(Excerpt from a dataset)
========================================================================
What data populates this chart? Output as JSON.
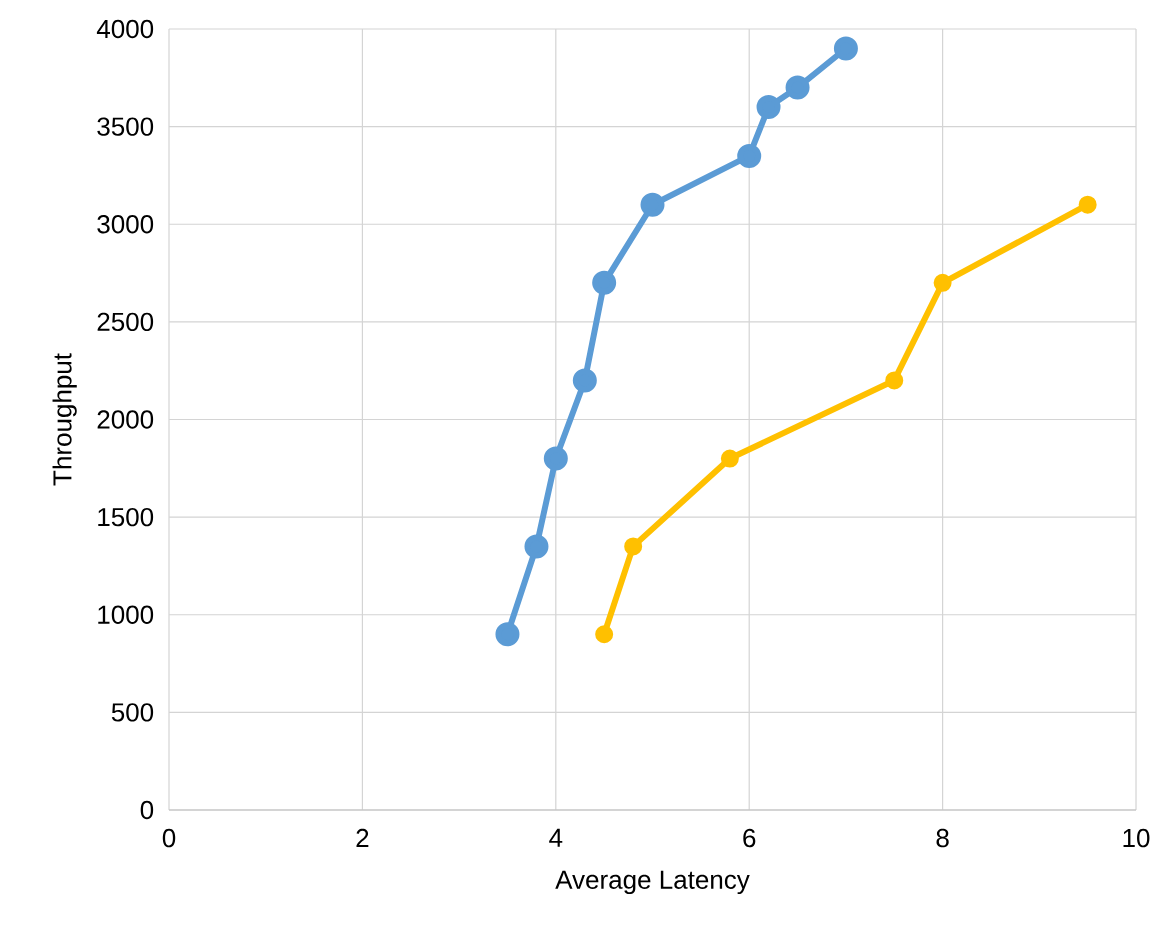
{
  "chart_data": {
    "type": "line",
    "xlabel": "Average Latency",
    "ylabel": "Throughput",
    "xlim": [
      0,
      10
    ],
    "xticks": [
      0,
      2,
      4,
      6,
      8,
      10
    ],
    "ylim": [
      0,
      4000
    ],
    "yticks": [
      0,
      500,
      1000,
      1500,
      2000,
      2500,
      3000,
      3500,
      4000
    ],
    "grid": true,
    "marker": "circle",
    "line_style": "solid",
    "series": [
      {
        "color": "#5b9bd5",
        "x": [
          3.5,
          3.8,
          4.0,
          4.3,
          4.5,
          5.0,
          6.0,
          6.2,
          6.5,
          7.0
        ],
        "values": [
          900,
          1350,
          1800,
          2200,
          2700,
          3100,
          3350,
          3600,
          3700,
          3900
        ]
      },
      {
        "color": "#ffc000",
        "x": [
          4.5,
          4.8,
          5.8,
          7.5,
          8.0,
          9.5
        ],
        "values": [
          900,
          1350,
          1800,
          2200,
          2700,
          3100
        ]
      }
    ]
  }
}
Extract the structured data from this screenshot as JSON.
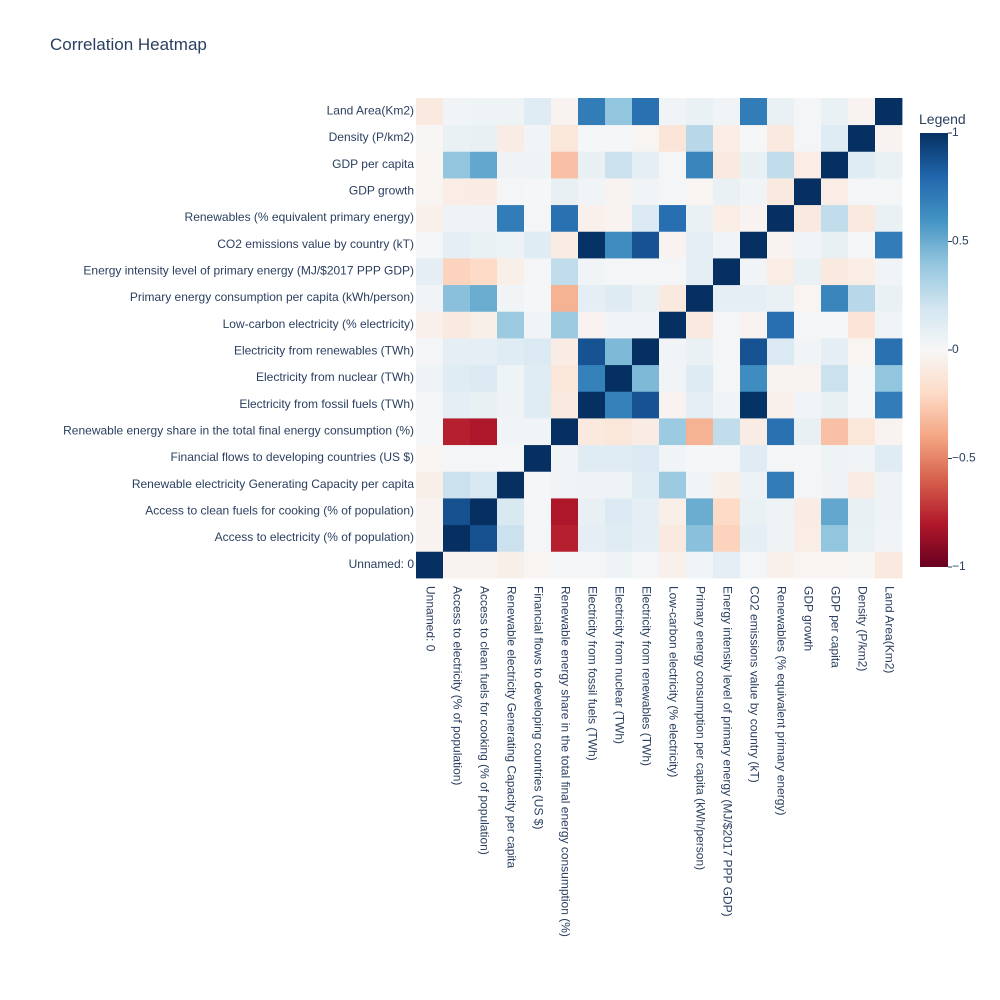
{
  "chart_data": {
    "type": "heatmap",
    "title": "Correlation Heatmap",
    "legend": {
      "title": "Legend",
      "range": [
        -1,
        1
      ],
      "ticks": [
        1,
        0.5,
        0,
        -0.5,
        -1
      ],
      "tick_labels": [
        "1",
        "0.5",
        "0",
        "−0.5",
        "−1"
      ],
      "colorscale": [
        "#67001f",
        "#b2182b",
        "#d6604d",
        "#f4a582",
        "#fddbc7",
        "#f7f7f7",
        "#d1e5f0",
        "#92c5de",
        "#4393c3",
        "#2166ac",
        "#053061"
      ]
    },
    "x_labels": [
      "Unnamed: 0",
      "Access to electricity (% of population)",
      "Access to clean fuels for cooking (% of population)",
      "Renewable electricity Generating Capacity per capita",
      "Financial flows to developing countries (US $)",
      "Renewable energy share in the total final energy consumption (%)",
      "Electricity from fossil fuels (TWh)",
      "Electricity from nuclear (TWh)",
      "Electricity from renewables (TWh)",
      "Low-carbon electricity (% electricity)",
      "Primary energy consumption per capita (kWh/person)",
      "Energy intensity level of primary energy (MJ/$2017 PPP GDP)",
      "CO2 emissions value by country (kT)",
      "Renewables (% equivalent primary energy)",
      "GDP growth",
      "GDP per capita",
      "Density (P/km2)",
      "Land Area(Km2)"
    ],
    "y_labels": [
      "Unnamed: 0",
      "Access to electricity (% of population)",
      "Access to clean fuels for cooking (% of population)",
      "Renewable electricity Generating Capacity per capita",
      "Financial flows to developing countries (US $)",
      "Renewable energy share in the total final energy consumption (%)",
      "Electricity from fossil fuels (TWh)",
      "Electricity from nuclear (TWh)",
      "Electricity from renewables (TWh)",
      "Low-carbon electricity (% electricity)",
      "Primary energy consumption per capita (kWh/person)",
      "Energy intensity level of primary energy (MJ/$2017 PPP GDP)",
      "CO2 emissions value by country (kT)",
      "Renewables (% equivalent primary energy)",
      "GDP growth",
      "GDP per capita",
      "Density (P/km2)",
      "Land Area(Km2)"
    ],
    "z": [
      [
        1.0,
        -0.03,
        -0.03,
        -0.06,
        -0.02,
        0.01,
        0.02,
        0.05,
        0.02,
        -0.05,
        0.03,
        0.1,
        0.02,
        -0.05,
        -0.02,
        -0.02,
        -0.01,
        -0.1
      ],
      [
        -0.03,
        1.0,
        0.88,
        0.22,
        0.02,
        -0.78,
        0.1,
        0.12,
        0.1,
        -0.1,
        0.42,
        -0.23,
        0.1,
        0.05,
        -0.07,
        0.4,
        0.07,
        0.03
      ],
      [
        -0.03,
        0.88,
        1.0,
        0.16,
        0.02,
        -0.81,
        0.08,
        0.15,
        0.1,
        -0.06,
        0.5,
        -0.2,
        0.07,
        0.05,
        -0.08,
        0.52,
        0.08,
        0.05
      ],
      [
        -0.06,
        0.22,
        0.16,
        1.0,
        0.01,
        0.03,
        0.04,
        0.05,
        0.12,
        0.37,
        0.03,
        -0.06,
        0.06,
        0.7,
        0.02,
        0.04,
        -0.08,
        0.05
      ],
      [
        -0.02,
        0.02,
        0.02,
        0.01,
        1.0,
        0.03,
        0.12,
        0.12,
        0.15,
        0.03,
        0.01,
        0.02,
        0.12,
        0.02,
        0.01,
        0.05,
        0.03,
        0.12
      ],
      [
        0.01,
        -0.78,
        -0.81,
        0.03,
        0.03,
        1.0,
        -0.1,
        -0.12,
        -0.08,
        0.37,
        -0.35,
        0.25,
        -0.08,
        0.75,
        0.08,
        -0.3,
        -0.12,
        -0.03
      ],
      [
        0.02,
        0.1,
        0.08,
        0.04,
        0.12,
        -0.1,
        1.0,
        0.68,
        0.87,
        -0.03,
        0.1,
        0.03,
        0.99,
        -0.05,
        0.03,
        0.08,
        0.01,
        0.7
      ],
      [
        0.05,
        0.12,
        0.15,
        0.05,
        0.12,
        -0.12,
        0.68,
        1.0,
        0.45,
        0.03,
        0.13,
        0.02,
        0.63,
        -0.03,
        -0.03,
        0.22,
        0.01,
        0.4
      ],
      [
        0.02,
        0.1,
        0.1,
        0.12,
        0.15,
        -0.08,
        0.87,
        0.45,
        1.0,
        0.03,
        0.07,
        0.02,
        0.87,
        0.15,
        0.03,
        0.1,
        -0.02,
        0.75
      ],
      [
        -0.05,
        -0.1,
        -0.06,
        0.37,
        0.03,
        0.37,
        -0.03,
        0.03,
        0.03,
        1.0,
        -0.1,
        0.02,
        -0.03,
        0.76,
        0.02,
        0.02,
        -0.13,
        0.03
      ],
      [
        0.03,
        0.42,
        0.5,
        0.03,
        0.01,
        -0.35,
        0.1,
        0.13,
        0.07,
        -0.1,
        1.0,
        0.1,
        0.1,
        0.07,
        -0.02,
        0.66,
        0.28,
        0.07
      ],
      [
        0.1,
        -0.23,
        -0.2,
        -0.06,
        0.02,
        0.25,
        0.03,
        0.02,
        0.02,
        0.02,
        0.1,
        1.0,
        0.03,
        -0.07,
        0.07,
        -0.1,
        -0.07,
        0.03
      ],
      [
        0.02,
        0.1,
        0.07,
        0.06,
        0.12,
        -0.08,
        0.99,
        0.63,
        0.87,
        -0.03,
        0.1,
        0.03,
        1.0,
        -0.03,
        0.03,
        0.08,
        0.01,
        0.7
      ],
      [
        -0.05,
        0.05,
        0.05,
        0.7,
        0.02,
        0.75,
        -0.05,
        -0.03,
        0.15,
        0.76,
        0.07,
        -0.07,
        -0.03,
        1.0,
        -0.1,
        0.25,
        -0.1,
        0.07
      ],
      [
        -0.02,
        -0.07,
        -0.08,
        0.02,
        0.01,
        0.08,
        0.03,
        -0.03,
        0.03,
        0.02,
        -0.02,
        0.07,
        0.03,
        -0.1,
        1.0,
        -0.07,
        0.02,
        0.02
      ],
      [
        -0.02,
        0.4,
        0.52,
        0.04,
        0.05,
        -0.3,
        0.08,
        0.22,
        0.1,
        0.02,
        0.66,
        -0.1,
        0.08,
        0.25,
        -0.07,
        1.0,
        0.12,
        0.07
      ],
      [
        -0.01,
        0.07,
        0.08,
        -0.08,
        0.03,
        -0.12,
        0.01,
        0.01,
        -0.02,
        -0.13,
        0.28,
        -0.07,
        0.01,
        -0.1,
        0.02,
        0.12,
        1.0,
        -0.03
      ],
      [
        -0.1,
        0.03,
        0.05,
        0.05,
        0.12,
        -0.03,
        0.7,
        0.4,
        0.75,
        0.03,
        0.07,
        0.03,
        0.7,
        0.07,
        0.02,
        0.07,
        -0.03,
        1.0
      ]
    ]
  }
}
========================================================================
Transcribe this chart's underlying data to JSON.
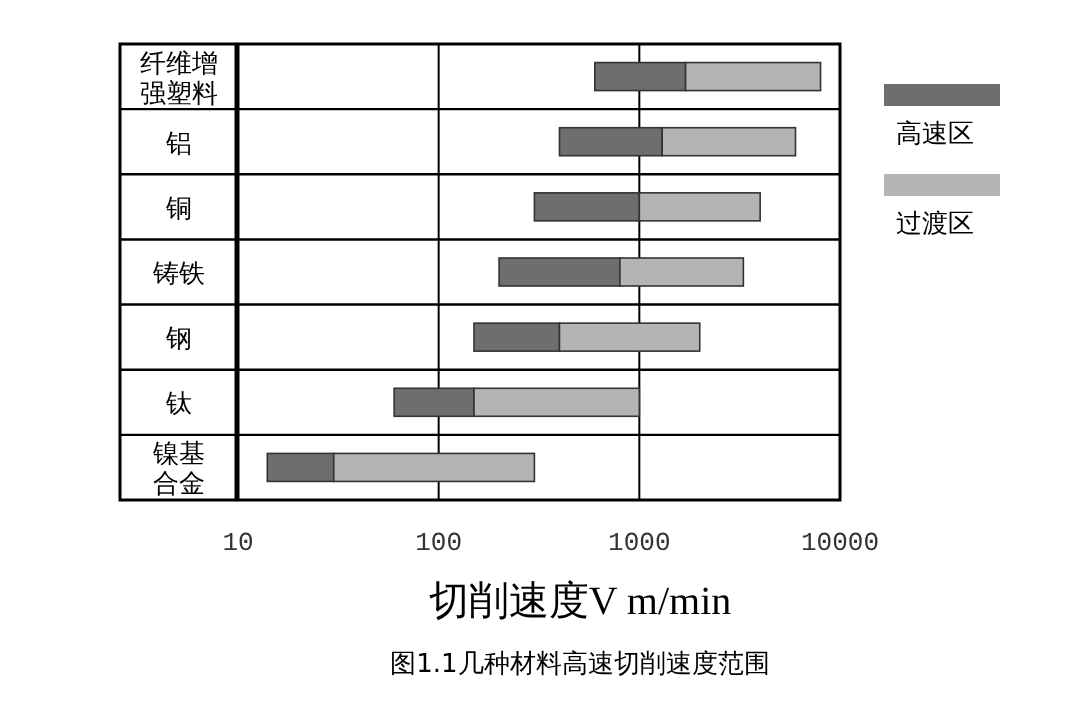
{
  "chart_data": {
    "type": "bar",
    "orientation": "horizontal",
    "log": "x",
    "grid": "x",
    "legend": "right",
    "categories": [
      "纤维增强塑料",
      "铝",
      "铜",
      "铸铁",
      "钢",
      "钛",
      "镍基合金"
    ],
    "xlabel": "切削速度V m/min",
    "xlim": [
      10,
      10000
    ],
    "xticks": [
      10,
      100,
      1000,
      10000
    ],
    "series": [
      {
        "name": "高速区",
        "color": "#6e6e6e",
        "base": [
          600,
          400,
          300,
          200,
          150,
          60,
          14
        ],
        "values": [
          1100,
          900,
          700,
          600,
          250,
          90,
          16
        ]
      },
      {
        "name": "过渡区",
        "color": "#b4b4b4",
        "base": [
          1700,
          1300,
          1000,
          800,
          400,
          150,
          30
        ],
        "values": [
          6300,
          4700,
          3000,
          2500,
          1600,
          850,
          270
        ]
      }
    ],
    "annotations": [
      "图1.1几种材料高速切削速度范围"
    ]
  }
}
========================================================================
#### What is being asked:
Select all lines in the listing that include the word "xlabel".

#### Output for this exercise:
    "xlabel": "Average Latency",
    "xlabel": "切削速度V m/min",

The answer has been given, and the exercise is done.